Stored records:
....

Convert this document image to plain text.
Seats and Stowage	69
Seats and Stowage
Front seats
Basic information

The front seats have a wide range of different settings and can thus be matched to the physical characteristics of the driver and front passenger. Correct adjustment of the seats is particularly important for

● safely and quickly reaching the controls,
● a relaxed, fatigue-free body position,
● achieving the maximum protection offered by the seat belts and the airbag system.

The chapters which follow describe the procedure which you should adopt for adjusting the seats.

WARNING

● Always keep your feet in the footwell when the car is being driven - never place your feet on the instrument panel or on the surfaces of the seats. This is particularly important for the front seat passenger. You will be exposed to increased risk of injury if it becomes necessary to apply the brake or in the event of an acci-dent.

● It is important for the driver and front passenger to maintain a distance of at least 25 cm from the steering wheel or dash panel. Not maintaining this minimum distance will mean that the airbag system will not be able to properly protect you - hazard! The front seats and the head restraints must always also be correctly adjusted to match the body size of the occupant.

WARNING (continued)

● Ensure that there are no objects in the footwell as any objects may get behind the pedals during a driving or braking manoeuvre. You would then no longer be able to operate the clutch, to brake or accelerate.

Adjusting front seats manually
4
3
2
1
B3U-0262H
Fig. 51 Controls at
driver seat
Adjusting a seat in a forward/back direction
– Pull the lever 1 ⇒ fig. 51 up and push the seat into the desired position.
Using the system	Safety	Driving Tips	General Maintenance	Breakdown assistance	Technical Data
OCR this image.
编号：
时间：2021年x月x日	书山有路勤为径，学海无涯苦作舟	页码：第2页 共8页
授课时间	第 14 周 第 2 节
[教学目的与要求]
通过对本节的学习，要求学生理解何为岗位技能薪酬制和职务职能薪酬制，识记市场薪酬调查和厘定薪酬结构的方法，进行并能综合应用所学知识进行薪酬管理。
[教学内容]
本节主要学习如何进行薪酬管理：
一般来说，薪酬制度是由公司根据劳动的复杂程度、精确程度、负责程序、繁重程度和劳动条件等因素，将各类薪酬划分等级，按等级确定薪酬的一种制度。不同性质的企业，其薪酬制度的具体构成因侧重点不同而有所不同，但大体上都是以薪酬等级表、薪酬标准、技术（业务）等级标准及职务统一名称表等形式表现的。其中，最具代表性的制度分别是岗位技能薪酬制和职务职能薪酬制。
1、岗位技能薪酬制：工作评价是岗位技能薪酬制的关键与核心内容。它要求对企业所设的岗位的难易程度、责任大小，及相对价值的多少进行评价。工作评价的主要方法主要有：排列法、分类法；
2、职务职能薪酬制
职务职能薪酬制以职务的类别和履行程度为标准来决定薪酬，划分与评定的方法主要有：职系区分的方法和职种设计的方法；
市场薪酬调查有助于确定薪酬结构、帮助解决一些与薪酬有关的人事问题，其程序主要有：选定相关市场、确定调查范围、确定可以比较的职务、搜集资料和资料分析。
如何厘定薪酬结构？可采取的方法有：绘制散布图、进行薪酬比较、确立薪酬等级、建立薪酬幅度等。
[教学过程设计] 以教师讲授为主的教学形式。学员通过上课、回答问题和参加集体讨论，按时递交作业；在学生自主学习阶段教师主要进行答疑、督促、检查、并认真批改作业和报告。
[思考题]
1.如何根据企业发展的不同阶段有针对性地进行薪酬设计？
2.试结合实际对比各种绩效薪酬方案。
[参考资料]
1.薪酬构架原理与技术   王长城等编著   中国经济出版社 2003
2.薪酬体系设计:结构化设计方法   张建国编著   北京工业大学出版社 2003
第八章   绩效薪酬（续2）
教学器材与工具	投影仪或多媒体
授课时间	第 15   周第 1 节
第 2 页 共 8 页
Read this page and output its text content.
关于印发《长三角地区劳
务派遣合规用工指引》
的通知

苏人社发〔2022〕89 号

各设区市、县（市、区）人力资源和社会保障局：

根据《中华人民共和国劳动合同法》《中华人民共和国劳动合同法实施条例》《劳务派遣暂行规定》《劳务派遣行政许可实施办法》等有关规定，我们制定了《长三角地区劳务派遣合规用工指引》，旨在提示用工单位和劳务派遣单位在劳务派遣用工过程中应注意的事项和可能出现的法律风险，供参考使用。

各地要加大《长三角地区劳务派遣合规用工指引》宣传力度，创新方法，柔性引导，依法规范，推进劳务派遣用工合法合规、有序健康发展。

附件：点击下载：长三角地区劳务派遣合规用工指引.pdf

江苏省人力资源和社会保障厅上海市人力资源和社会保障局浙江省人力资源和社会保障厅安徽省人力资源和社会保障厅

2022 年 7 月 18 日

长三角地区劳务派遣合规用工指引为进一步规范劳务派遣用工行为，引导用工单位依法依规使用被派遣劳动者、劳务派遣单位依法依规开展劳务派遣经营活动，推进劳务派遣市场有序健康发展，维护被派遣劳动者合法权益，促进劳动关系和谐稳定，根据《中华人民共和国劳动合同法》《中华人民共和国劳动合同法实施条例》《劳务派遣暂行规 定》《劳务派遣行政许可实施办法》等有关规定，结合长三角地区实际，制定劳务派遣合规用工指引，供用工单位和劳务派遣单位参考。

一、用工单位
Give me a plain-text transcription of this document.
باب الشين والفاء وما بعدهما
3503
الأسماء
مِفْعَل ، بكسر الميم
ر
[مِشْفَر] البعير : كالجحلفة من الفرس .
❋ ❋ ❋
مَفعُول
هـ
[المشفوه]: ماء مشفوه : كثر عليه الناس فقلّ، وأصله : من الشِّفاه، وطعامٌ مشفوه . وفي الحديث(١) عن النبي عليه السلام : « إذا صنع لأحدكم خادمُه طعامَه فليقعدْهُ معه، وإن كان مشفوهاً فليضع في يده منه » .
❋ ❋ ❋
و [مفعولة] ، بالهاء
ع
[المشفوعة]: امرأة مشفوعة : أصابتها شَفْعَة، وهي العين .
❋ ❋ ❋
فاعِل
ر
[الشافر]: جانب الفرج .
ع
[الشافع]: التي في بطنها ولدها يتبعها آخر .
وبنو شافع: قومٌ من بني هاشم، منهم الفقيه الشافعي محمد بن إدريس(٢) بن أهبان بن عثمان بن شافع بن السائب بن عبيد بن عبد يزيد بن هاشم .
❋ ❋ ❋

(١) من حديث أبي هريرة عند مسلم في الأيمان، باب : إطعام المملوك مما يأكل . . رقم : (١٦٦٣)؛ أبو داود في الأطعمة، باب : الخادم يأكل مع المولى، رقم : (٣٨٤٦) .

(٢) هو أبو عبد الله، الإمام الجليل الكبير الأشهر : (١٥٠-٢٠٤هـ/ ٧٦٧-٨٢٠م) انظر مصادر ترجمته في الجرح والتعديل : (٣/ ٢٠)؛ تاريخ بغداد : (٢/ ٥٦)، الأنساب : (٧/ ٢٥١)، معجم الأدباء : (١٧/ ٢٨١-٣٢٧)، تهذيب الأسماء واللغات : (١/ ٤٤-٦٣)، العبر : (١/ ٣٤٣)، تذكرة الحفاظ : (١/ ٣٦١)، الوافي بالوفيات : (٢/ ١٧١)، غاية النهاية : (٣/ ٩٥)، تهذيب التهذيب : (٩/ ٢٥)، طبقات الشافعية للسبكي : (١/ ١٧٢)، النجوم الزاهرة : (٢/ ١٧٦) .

....

EXERCISE: Output the complete data exactly as written.

EXPECTED ANSWER:
Convert this document image to plain text.
Seats and Stowage	69
Seats and Stowage
Front seats
Basic information

The front seats have a wide range of different settings and can thus be matched to the physical characteristics of the driver and front passenger. Correct adjustment of the seats is particularly important for

● safely and quickly reaching the controls,
● a relaxed, fatigue-free body position,
● achieving the maximum protection offered by the seat belts and the airbag system.

The chapters which follow describe the procedure which you should adopt for adjusting the seats.

WARNING

● Always keep your feet in the footwell when the car is being driven - never place your feet on the instrument panel or on the surfaces of the seats. This is particularly important for the front seat passenger. You will be exposed to increased risk of injury if it becomes necessary to apply the brake or in the event of an acci-dent.

● It is important for the driver and front passenger to maintain a distance of at least 25 cm from the steering wheel or dash panel. Not maintaining this minimum distance will mean that the airbag system will not be able to properly protect you - hazard! The front seats and the head restraints must always also be correctly adjusted to match the body size of the occupant.

WARNING (continued)

● Ensure that there are no objects in the footwell as any objects may get behind the pedals during a driving or braking manoeuvre. You would then no longer be able to operate the clutch, to brake or accelerate.

Adjusting front seats manually
4
3
2
1
B3U-0262H
Fig. 51 Controls at
driver seat
Adjusting a seat in a forward/back direction
– Pull the lever 1 ⇒ fig. 51 up and push the seat into the desired position.
Using the system	Safety	Driving Tips	General Maintenance	Breakdown assistance	Technical Data
OCR this image.
编号：
时间：2021年x月x日	书山有路勤为径，学海无涯苦作舟	页码：第2页 共8页
授课时间	第 14 周 第 2 节
[教学目的与要求]
通过对本节的学习，要求学生理解何为岗位技能薪酬制和职务职能薪酬制，识记市场薪酬调查和厘定薪酬结构的方法，进行并能综合应用所学知识进行薪酬管理。
[教学内容]
本节主要学习如何进行薪酬管理：
一般来说，薪酬制度是由公司根据劳动的复杂程度、精确程度、负责程序、繁重程度和劳动条件等因素，将各类薪酬划分等级，按等级确定薪酬的一种制度。不同性质的企业，其薪酬制度的具体构成因侧重点不同而有所不同，但大体上都是以薪酬等级表、薪酬标准、技术（业务）等级标准及职务统一名称表等形式表现的。其中，最具代表性的制度分别是岗位技能薪酬制和职务职能薪酬制。
1、岗位技能薪酬制：工作评价是岗位技能薪酬制的关键与核心内容。它要求对企业所设的岗位的难易程度、责任大小，及相对价值的多少进行评价。工作评价的主要方法主要有：排列法、分类法；
2、职务职能薪酬制
职务职能薪酬制以职务的类别和履行程度为标准来决定薪酬，划分与评定的方法主要有：职系区分的方法和职种设计的方法；
市场薪酬调查有助于确定薪酬结构、帮助解决一些与薪酬有关的人事问题，其程序主要有：选定相关市场、确定调查范围、确定可以比较的职务、搜集资料和资料分析。
如何厘定薪酬结构？可采取的方法有：绘制散布图、进行薪酬比较、确立薪酬等级、建立薪酬幅度等。
[教学过程设计] 以教师讲授为主的教学形式。学员通过上课、回答问题和参加集体讨论，按时递交作业；在学生自主学习阶段教师主要进行答疑、督促、检查、并认真批改作业和报告。
[思考题]
1.如何根据企业发展的不同阶段有针对性地进行薪酬设计？
2.试结合实际对比各种绩效薪酬方案。
[参考资料]
1.薪酬构架原理与技术   王长城等编著   中国经济出版社 2003
2.薪酬体系设计:结构化设计方法   张建国编著   北京工业大学出版社 2003
第八章   绩效薪酬（续2）
教学器材与工具	投影仪或多媒体
授课时间	第 15   周第 1 节
第 2 页 共 8 页
Read this page and output its text content.
关于印发《长三角地区劳
务派遣合规用工指引》
的通知

苏人社发〔2022〕89 号

各设区市、县（市、区）人力资源和社会保障局：

根据《中华人民共和国劳动合同法》《中华人民共和国劳动合同法实施条例》《劳务派遣暂行规定》《劳务派遣行政许可实施办法》等有关规定，我们制定了《长三角地区劳务派遣合规用工指引》，旨在提示用工单位和劳务派遣单位在劳务派遣用工过程中应注意的事项和可能出现的法律风险，供参考使用。

各地要加大《长三角地区劳务派遣合规用工指引》宣传力度，创新方法，柔性引导，依法规范，推进劳务派遣用工合法合规、有序健康发展。

附件：点击下载：长三角地区劳务派遣合规用工指引.pdf

江苏省人力资源和社会保障厅上海市人力资源和社会保障局浙江省人力资源和社会保障厅安徽省人力资源和社会保障厅

2022 年 7 月 18 日

长三角地区劳务派遣合规用工指引为进一步规范劳务派遣用工行为，引导用工单位依法依规使用被派遣劳动者、劳务派遣单位依法依规开展劳务派遣经营活动，推进劳务派遣市场有序健康发展，维护被派遣劳动者合法权益，促进劳动关系和谐稳定，根据《中华人民共和国劳动合同法》《中华人民共和国劳动合同法实施条例》《劳务派遣暂行规 定》《劳务派遣行政许可实施办法》等有关规定，结合长三角地区实际，制定劳务派遣合规用工指引，供用工单位和劳务派遣单位参考。

一、用工单位
Give me a plain-text transcription of this document.
باب الشين والفاء وما بعدهما
3503
الأسماء
مِفْعَل ، بكسر الميم
ر
[مِشْفَر] البعير : كالجحلفة من الفرس .
❋ ❋ ❋
مَفعُول
هـ
[المشفوه]: ماء مشفوه : كثر عليه الناس فقلّ، وأصله : من الشِّفاه، وطعامٌ مشفوه . وفي الحديث(١) عن النبي عليه السلام : « إذا صنع لأحدكم خادمُه طعامَه فليقعدْهُ معه، وإن كان مشفوهاً فليضع في يده منه » .
❋ ❋ ❋
و [مفعولة] ، بالهاء
ع
[المشفوعة]: امرأة مشفوعة : أصابتها شَفْعَة، وهي العين .
❋ ❋ ❋
فاعِل
ر
[الشافر]: جانب الفرج .
ع
[الشافع]: التي في بطنها ولدها يتبعها آخر .
وبنو شافع: قومٌ من بني هاشم، منهم الفقيه الشافعي محمد بن إدريس(٢) بن أهبان بن عثمان بن شافع بن السائب بن عبيد بن عبد يزيد بن هاشم .
❋ ❋ ❋

(١) من حديث أبي هريرة عند مسلم في الأيمان، باب : إطعام المملوك مما يأكل . . رقم : (١٦٦٣)؛ أبو داود في الأطعمة، باب : الخادم يأكل مع المولى، رقم : (٣٨٤٦) .

(٢) هو أبو عبد الله، الإمام الجليل الكبير الأشهر : (١٥٠-٢٠٤هـ/ ٧٦٧-٨٢٠م) انظر مصادر ترجمته في الجرح والتعديل : (٣/ ٢٠)؛ تاريخ بغداد : (٢/ ٥٦)، الأنساب : (٧/ ٢٥١)، معجم الأدباء : (١٧/ ٢٨١-٣٢٧)، تهذيب الأسماء واللغات : (١/ ٤٤-٦٣)، العبر : (١/ ٣٤٣)، تذكرة الحفاظ : (١/ ٣٦١)، الوافي بالوفيات : (٢/ ١٧١)، غاية النهاية : (٣/ ٩٥)، تهذيب التهذيب : (٩/ ٢٥)، طبقات الشافعية للسبكي : (١/ ١٧٢)، النجوم الزاهرة : (٢/ ١٧٦) .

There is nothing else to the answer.